((

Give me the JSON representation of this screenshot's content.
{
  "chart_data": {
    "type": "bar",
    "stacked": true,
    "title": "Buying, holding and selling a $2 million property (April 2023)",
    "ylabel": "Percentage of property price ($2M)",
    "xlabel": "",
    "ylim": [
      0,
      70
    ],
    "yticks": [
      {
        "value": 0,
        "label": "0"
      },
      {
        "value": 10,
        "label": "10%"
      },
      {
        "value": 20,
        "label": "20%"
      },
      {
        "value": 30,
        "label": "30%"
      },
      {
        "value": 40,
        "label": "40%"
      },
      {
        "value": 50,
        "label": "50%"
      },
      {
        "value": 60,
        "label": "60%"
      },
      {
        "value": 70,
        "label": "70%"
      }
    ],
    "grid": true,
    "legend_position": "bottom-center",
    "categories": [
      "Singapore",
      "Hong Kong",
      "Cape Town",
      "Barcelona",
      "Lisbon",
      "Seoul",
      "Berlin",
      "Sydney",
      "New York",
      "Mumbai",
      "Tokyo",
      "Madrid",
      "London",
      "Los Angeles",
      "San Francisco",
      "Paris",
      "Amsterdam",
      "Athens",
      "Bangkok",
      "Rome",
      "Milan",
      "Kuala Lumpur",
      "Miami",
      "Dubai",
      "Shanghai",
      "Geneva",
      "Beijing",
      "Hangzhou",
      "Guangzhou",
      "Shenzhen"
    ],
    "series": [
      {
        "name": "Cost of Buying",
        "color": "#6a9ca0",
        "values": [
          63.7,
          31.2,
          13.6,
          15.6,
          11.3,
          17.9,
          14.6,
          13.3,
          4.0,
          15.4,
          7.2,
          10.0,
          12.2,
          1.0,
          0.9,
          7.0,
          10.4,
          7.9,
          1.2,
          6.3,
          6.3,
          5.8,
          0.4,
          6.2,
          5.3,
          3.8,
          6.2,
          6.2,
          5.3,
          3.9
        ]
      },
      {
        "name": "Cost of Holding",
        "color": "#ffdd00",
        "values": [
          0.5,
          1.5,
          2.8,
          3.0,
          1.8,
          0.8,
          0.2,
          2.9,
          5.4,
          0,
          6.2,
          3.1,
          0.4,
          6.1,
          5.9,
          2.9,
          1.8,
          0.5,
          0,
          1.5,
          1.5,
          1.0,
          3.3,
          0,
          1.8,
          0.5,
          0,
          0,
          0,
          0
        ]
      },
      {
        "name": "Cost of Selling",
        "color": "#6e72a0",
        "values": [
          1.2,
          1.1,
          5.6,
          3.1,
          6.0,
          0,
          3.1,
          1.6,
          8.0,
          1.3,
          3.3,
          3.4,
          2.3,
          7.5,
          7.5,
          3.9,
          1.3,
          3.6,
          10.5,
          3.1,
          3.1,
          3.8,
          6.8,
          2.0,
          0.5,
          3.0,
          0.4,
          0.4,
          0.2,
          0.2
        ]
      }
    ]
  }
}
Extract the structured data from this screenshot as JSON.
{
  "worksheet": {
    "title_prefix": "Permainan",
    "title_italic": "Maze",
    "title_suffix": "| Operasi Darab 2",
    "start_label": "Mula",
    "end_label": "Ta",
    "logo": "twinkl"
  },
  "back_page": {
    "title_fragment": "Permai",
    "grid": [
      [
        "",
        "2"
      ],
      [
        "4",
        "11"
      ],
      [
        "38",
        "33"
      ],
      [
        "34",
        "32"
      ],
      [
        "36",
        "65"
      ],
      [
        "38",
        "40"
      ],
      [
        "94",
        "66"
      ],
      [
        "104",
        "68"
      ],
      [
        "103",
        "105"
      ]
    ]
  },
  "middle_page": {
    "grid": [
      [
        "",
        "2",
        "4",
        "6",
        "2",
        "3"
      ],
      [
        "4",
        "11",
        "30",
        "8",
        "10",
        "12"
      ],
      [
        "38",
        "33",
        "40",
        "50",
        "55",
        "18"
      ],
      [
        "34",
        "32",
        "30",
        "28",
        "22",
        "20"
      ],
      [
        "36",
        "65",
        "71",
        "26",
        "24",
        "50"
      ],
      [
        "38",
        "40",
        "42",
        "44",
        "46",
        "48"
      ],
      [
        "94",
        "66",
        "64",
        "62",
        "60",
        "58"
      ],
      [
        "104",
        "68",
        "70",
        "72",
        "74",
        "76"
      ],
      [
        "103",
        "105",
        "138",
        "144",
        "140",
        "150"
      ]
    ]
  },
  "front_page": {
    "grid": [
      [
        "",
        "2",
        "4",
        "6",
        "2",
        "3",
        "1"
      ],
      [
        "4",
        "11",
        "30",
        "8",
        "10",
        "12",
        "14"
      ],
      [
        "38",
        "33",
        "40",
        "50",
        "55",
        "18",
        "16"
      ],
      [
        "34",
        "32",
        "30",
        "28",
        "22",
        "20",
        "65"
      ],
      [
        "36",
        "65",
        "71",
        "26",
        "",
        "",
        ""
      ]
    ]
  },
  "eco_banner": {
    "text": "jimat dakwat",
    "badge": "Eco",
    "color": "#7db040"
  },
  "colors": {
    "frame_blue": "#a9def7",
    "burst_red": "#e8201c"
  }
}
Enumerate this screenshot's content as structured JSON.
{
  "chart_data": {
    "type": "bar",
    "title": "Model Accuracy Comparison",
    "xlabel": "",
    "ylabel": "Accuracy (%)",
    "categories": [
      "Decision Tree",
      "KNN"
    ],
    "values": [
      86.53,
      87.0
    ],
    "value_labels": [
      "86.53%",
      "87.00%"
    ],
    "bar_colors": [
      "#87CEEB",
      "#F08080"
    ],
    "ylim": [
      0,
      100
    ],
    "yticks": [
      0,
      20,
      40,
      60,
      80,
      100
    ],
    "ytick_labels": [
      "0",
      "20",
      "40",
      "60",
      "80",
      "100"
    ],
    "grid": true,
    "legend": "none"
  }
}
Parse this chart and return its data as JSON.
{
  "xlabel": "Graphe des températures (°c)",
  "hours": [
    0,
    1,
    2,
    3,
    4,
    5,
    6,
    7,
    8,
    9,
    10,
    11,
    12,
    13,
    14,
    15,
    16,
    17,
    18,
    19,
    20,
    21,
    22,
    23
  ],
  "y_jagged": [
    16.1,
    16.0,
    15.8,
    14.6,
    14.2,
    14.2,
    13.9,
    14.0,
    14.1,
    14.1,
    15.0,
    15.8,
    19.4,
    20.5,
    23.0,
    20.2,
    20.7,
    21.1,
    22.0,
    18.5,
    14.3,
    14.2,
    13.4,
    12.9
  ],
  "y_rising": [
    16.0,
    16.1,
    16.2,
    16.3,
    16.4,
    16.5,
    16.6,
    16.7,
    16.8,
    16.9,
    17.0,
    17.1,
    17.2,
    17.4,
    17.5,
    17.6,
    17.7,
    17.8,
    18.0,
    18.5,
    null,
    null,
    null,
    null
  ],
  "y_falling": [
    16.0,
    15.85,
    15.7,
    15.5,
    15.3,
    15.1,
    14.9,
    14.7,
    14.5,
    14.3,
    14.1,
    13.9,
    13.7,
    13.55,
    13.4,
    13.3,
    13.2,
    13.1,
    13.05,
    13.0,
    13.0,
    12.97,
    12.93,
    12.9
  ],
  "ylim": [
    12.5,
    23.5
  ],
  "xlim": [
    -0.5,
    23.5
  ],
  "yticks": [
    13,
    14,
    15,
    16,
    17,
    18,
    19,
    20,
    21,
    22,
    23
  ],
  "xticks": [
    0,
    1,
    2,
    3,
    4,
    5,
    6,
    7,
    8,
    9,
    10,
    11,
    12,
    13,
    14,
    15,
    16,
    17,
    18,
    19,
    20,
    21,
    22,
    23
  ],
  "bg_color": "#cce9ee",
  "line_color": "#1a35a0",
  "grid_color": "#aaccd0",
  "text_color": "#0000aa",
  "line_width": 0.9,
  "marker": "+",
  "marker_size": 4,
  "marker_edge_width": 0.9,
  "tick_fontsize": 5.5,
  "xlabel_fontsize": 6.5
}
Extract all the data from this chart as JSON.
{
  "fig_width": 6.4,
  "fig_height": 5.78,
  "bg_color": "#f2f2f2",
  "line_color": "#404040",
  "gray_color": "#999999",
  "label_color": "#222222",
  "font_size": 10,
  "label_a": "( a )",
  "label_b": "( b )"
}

))

▶ _TASK STATEMENT_
Tally the lines of the preceding listing in which the word "ylabel" appears; state nothing but the total.

▶ _FINAL RESULT_
2